# Your goal
In the entries below, identify every line with the string "健康中国" and copy it.

# Given information
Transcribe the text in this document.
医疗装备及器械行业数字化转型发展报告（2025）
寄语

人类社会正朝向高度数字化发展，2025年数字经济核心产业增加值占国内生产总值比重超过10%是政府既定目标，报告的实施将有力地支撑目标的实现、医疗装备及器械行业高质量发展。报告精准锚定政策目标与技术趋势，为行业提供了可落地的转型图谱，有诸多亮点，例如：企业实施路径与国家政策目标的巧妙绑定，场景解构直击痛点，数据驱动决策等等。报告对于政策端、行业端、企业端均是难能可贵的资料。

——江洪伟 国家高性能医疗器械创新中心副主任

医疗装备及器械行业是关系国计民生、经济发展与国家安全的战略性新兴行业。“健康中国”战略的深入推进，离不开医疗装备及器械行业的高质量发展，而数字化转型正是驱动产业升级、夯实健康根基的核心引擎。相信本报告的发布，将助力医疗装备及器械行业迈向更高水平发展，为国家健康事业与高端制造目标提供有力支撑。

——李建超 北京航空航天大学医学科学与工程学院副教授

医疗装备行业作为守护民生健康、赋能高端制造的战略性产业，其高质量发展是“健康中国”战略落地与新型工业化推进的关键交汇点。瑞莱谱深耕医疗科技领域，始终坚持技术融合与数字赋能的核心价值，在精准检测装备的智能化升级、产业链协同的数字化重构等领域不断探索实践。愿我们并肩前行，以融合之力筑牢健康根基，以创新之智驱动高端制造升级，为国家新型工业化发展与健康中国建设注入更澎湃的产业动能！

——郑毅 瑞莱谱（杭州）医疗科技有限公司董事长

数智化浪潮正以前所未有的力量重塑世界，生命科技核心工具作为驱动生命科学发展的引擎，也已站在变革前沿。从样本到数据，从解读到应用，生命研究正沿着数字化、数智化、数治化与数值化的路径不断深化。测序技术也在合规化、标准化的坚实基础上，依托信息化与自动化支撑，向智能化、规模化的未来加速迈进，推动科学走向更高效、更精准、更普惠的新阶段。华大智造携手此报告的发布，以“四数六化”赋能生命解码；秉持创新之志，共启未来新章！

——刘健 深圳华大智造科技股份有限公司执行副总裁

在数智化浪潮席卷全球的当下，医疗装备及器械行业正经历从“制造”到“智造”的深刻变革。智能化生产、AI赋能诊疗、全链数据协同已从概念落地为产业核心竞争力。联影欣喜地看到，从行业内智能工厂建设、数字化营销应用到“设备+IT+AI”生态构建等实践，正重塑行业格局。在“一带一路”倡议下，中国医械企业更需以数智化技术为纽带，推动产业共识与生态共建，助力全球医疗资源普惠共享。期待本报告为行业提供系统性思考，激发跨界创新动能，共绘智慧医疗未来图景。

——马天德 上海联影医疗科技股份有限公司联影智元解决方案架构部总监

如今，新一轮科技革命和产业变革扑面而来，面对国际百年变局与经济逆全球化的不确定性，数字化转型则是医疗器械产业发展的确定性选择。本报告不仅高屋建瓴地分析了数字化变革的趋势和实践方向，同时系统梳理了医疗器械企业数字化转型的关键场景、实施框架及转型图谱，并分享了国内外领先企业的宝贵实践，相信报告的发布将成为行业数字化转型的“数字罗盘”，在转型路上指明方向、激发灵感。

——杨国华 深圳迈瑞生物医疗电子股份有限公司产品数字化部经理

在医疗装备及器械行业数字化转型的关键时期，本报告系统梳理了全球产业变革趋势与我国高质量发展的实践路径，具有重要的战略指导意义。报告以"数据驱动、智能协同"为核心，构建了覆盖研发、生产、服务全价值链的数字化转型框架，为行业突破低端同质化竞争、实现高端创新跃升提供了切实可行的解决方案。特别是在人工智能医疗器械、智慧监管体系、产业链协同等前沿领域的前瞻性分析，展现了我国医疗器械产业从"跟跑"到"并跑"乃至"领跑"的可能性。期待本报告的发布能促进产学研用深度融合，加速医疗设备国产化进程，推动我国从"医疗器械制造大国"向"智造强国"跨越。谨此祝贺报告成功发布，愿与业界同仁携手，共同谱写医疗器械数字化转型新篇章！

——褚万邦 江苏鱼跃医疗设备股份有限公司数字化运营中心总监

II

# In response
医疗装备及器械行业是关系国计民生、经济发展与国家安全的战略性新兴行业。“健康中国”战略的深入推进，离不开医疗装备及器械行业的高质量发展，而数字化转型正是驱动产业升级、夯实健康根基的核心引擎。相信本报告的发布，将助力医疗装备及器械行业迈向更高水平发展，为国家健康事业与高端制造目标提供有力支撑。
医疗装备行业作为守护民生健康、赋能高端制造的战略性产业，其高质量发展是“健康中国”战略落地与新型工业化推进的关键交汇点。瑞莱谱深耕医疗科技领域，始终坚持技术融合与数字赋能的核心价值，在精准检测装备的智能化升级、产业链协同的数字化重构等领域不断探索实践。愿我们并肩前行，以融合之力筑牢健康根基，以创新之智驱动高端制造升级，为国家新型工业化发展与健康中国建设注入更澎湃的产业动能！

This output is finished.